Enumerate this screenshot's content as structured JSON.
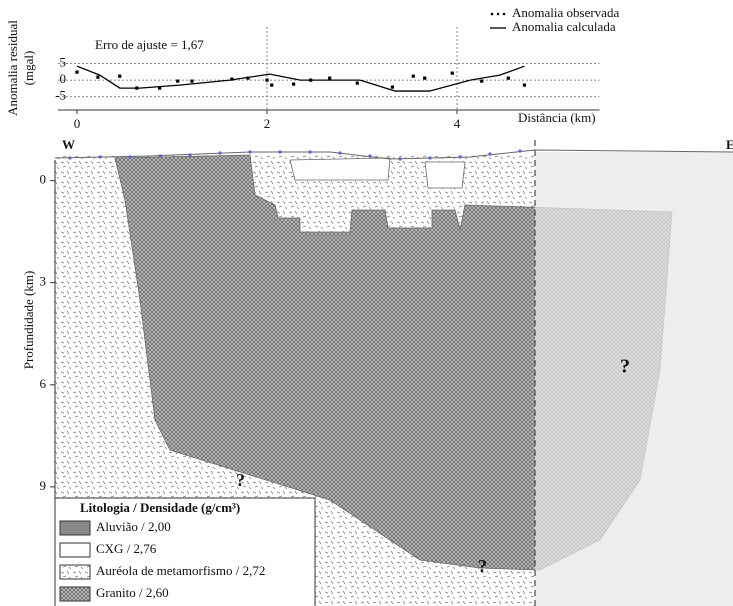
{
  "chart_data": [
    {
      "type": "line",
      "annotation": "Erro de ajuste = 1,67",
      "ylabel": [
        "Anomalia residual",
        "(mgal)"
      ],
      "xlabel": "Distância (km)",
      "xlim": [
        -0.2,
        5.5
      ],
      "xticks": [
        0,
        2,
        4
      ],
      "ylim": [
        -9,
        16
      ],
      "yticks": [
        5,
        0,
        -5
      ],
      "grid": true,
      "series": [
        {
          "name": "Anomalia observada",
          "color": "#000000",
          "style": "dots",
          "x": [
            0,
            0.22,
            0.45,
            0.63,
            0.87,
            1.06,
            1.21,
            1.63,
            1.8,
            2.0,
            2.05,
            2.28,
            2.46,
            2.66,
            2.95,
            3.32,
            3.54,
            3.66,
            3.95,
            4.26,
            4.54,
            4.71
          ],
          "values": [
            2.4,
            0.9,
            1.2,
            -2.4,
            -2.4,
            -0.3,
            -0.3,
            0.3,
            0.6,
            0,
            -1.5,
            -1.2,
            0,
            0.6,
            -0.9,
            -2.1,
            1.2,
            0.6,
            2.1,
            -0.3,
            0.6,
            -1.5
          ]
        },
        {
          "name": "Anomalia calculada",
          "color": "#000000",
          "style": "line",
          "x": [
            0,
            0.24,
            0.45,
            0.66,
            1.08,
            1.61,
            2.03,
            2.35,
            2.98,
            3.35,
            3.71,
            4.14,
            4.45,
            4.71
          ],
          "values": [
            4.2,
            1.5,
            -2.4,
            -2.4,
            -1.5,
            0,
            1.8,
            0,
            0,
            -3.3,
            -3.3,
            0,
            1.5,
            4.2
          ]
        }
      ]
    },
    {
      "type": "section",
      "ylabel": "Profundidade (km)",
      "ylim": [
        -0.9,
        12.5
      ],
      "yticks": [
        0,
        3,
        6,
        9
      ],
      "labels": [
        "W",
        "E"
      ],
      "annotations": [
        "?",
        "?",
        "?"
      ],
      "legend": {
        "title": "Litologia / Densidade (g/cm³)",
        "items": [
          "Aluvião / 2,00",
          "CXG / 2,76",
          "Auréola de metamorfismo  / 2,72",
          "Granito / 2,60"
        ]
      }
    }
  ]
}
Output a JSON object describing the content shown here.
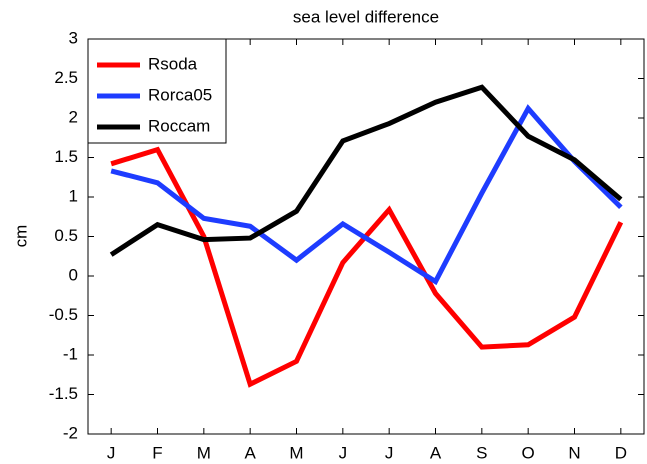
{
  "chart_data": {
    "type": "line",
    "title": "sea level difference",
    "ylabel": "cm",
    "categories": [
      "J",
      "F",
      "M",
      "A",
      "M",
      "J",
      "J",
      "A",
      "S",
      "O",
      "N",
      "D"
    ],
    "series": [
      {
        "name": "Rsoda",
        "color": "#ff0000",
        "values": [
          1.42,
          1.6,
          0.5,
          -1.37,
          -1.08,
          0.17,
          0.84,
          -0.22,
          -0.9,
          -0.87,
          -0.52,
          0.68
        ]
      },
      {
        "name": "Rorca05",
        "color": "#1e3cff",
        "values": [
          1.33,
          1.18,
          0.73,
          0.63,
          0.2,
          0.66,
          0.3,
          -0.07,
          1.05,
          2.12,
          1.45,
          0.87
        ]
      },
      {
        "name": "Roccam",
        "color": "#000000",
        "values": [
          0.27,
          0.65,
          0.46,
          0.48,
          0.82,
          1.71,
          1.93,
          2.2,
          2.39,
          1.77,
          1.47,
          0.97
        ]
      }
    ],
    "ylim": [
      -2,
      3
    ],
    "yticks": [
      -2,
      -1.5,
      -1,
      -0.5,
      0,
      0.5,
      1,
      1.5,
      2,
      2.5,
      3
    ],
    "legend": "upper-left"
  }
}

□ □ □ □ □

Look over the listing. Pull out every line with the string "content" in it.

Enumerate this screenshot's content as structured JSON.
Output a JSON object describing the content shown here.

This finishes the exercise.